* [Exercise aim]:
Collect every line in the records below that contains the word "restrict".

# START OF Task input

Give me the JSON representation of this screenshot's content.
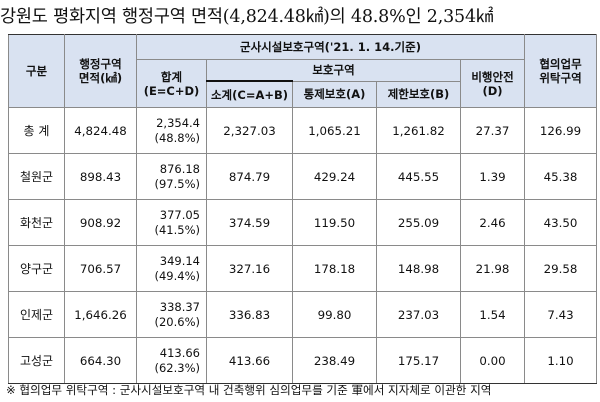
{
  "title": "강원도 평화지역 행정구역 면적(4,824.48㎢)의 48.8%인 2,354㎢",
  "headers": {
    "gubun": "구분",
    "area_line1": "행정구역",
    "area_line2": "면적(㎢)",
    "military": "군사시설보호구역('21. 1. 14.기준)",
    "total_line1": "합계",
    "total_line2": "(E=C+D)",
    "protection": "보호구역",
    "subtotal": "소계(C=A+B)",
    "control": "통제보호(A)",
    "restrict": "제한보호(B)",
    "flight_line1": "비행안전",
    "flight_line2": "(D)",
    "consult_line1": "협의업무",
    "consult_line2": "위탁구역"
  },
  "rows": [
    {
      "name": "총  계",
      "area": "4,824.48",
      "total": "2,354.4",
      "total_pct": "(48.8%)",
      "subtotal": "2,327.03",
      "control": "1,065.21",
      "restrict": "1,261.82",
      "flight": "27.37",
      "consult": "126.99"
    },
    {
      "name": "철원군",
      "area": "898.43",
      "total": "876.18",
      "total_pct": "(97.5%)",
      "subtotal": "874.79",
      "control": "429.24",
      "restrict": "445.55",
      "flight": "1.39",
      "consult": "45.38"
    },
    {
      "name": "화천군",
      "area": "908.92",
      "total": "377.05",
      "total_pct": "(41.5%)",
      "subtotal": "374.59",
      "control": "119.50",
      "restrict": "255.09",
      "flight": "2.46",
      "consult": "43.50"
    },
    {
      "name": "양구군",
      "area": "706.57",
      "total": "349.14",
      "total_pct": "(49.4%)",
      "subtotal": "327.16",
      "control": "178.18",
      "restrict": "148.98",
      "flight": "21.98",
      "consult": "29.58"
    },
    {
      "name": "인제군",
      "area": "1,646.26",
      "total": "338.37",
      "total_pct": "(20.6%)",
      "subtotal": "336.83",
      "control": "99.80",
      "restrict": "237.03",
      "flight": "1.54",
      "consult": "7.43"
    },
    {
      "name": "고성군",
      "area": "664.30",
      "total": "413.66",
      "total_pct": "(62.3%)",
      "subtotal": "413.66",
      "control": "238.49",
      "restrict": "175.17",
      "flight": "0.00",
      "consult": "1.10"
    }
  ],
  "footnote": "※ 협의업무 위탁구역 : 군사시설보호구역 내 건축행위 심의업무를 기준 軍에서 지자체로 이관한 지역",
  "colors": {
    "header_bg": "#d9e2f1",
    "grid_line": "#8a8a8a",
    "highlight_border": "#111111"
  }
}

# END OF Task input

* [Response to this exercise]:
    "restrict": "제한보호(B)",
      "restrict": "1,261.82",
      "restrict": "445.55",
      "restrict": "255.09",
      "restrict": "148.98",
      "restrict": "237.03",
      "restrict": "175.17",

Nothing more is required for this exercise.